- _Task instructions_: Copy each line below in which the word "Ilmu" occurs.

Start of Source data

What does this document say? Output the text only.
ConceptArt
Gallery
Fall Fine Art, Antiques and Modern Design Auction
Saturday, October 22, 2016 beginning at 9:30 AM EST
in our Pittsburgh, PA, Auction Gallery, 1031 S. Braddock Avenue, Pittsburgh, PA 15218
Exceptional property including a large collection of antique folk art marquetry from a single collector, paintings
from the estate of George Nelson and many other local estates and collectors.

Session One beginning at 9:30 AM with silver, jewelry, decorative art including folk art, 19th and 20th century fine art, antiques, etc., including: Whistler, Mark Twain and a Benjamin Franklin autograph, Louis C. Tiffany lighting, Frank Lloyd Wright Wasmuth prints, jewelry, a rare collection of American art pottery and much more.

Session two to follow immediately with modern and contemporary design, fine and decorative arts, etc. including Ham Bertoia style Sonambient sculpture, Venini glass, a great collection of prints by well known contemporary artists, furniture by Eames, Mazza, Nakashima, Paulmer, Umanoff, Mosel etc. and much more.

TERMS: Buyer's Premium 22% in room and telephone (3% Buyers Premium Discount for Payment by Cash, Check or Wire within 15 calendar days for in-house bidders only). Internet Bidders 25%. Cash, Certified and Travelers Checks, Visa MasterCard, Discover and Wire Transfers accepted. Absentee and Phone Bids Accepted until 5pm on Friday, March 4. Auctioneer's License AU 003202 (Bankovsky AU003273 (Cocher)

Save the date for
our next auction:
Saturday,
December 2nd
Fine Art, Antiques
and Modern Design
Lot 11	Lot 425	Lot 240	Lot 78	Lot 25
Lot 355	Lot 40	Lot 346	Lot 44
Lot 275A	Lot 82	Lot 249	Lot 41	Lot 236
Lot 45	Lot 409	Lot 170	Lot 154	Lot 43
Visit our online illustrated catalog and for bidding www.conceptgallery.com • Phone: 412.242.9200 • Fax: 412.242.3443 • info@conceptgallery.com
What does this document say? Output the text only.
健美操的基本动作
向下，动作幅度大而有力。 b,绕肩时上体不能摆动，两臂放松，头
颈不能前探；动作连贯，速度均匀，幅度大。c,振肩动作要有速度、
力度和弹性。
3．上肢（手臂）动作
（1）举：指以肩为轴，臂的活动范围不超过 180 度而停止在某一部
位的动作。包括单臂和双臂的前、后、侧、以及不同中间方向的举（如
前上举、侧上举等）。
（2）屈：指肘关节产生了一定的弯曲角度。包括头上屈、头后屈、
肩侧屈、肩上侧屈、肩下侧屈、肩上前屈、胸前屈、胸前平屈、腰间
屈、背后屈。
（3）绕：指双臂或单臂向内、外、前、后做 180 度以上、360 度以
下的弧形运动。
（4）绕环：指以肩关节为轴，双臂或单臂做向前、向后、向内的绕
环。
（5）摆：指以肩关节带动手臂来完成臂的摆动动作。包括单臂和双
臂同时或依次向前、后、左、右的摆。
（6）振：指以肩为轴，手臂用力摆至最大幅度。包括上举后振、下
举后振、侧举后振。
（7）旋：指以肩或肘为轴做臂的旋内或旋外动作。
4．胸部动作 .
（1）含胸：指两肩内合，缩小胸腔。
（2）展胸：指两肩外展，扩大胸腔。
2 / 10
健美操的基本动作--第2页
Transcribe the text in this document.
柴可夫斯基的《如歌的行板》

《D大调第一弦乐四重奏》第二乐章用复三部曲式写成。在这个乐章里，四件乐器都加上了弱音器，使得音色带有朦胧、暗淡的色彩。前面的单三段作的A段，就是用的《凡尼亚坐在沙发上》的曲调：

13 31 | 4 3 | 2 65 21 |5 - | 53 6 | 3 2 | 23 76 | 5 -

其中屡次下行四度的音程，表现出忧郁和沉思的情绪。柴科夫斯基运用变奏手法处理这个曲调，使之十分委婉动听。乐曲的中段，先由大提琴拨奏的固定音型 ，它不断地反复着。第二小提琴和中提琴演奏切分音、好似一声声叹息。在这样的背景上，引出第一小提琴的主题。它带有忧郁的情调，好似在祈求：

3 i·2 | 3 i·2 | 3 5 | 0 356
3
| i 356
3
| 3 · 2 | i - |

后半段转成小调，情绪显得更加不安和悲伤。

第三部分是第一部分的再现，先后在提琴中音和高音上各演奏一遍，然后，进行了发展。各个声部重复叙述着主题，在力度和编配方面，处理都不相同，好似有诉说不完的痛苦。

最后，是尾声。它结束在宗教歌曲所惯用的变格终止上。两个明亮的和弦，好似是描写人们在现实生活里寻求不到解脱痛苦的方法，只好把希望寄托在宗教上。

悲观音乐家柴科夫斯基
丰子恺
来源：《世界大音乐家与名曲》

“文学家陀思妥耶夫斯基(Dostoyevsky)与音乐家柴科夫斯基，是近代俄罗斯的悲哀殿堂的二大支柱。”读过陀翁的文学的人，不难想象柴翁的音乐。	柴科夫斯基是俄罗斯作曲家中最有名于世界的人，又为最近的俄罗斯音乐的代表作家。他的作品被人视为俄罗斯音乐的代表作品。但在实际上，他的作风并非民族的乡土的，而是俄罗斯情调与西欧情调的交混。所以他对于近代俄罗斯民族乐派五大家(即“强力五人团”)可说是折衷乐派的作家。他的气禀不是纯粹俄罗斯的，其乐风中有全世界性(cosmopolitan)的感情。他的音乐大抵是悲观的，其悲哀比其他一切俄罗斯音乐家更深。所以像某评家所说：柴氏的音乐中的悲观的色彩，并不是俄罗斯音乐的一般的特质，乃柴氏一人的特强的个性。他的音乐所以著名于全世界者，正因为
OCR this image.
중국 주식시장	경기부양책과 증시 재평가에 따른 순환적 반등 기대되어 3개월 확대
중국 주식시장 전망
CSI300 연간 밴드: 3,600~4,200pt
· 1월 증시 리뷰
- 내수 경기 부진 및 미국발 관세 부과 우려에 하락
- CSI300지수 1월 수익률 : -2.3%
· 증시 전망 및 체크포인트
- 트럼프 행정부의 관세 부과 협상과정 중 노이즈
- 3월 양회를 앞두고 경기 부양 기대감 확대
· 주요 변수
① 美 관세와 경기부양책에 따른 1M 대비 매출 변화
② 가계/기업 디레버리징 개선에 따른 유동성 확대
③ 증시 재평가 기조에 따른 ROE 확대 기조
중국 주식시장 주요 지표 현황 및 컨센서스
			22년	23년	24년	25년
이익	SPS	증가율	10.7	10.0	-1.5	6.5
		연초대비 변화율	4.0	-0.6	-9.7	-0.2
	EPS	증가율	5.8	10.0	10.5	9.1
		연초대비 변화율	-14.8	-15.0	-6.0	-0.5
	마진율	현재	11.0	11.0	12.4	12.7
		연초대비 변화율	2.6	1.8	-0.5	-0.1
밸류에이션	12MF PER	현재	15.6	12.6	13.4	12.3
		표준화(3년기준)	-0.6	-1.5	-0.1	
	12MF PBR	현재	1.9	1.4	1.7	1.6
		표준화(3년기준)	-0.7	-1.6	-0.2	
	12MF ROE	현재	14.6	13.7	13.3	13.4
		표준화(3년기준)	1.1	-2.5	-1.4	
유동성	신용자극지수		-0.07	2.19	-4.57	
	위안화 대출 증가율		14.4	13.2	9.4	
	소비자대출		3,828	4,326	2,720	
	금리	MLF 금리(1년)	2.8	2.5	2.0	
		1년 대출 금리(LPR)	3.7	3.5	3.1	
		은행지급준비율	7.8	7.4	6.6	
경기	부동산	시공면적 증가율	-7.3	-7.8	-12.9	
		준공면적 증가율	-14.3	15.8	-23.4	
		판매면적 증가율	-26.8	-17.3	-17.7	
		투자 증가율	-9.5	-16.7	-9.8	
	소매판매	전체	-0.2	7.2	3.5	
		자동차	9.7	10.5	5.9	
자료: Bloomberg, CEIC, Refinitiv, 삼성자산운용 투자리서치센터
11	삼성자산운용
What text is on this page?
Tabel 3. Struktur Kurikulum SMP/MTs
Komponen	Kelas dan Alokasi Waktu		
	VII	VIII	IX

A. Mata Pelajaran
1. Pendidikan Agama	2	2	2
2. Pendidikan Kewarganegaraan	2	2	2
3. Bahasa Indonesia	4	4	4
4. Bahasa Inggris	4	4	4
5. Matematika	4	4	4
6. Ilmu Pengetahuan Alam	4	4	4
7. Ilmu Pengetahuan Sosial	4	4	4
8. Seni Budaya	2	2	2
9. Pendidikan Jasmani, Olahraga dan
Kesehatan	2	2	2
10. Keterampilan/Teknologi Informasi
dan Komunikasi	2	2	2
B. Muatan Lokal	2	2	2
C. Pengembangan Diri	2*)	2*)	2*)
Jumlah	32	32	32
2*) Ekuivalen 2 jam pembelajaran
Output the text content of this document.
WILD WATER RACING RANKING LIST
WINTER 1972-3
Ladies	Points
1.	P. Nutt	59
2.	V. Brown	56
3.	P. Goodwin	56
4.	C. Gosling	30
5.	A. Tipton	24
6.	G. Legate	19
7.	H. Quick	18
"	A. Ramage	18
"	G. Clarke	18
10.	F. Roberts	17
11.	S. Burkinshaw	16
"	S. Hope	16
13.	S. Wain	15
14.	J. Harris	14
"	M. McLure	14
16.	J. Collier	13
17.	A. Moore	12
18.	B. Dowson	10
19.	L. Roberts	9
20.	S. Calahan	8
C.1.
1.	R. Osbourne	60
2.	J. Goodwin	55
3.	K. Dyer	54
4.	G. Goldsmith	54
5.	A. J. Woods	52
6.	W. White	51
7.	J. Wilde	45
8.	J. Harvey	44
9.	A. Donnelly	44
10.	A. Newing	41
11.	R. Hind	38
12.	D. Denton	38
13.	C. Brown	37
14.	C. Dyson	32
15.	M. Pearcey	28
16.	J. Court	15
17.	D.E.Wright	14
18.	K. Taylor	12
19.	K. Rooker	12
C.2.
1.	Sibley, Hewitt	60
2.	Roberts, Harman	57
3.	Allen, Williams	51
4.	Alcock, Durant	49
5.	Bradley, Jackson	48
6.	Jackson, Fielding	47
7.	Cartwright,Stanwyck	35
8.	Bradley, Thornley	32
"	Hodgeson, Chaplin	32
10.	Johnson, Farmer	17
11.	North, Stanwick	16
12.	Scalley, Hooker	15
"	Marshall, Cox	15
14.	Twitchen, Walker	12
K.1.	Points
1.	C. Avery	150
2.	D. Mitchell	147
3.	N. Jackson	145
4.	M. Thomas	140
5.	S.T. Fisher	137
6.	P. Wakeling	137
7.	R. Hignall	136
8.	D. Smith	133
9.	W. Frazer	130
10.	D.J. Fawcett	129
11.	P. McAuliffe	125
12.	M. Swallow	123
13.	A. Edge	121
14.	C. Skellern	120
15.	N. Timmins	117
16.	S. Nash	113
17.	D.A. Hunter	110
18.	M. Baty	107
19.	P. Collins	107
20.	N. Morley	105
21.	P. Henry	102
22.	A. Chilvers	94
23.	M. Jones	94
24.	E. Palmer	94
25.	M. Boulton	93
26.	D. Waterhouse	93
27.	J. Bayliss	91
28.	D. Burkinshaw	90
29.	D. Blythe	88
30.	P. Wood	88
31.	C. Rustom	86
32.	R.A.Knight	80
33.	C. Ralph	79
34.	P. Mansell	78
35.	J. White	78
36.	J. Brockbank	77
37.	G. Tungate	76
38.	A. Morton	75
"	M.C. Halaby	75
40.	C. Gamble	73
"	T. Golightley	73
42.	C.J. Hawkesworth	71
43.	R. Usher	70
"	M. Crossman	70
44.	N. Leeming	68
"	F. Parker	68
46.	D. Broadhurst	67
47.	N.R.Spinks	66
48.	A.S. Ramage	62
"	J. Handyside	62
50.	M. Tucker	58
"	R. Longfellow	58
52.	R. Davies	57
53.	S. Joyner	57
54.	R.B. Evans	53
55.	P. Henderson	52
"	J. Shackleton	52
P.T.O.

End of Source data

- _Worked solution_:
6. Ilmu Pengetahuan Alam	4	4	4
7. Ilmu Pengetahuan Sosial	4	4	4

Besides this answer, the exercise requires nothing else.